▶ [What you need to do] Where a line in the listing contains the string "screenshot", copy that line out.

═══ Exercise inputs ═══

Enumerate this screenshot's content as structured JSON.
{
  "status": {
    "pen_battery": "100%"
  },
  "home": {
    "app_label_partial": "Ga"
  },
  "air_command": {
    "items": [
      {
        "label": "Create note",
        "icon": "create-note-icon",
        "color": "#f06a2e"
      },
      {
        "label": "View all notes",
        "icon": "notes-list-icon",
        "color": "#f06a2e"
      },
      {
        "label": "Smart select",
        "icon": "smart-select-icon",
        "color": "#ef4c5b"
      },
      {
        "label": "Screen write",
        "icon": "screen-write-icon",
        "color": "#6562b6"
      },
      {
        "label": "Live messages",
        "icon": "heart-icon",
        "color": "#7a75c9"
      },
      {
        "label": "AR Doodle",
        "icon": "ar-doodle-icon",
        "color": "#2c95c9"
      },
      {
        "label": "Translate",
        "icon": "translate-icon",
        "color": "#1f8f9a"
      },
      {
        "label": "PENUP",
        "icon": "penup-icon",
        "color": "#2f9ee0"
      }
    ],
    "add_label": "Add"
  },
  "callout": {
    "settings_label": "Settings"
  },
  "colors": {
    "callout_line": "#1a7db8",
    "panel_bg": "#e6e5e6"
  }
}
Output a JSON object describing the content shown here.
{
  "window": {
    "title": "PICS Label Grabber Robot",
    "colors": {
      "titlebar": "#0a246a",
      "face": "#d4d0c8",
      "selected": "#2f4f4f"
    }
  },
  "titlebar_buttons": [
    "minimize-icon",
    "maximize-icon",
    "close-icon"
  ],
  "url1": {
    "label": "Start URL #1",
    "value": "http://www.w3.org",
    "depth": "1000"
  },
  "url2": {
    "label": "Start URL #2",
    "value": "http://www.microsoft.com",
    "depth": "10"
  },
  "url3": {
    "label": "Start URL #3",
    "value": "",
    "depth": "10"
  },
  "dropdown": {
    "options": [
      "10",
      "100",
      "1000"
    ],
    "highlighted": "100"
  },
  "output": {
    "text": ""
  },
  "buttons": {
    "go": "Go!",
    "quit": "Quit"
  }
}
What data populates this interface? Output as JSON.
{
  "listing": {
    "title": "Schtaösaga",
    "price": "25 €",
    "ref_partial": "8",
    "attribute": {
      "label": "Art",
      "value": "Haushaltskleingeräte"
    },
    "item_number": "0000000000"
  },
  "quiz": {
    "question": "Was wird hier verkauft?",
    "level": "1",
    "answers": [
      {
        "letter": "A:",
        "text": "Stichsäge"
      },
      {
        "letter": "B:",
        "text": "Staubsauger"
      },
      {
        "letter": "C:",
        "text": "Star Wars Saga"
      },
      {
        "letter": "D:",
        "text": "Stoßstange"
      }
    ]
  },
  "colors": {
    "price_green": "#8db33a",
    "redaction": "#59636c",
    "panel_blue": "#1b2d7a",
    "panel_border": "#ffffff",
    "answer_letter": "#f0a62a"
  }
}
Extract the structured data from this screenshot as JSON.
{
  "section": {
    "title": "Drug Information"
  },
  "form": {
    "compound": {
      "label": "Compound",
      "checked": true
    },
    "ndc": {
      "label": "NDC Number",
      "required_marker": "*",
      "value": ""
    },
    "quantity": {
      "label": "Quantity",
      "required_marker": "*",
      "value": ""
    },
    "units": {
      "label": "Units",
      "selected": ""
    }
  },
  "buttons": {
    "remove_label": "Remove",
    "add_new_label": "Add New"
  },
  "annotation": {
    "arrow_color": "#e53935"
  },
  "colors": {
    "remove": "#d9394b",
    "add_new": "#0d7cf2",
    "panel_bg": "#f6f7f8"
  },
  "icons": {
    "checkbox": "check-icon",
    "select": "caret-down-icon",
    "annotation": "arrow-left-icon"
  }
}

═══

▶ [Output]
Enumerate this screenshot's content as structured JSON.
Extract the structured data from this screenshot as JSON.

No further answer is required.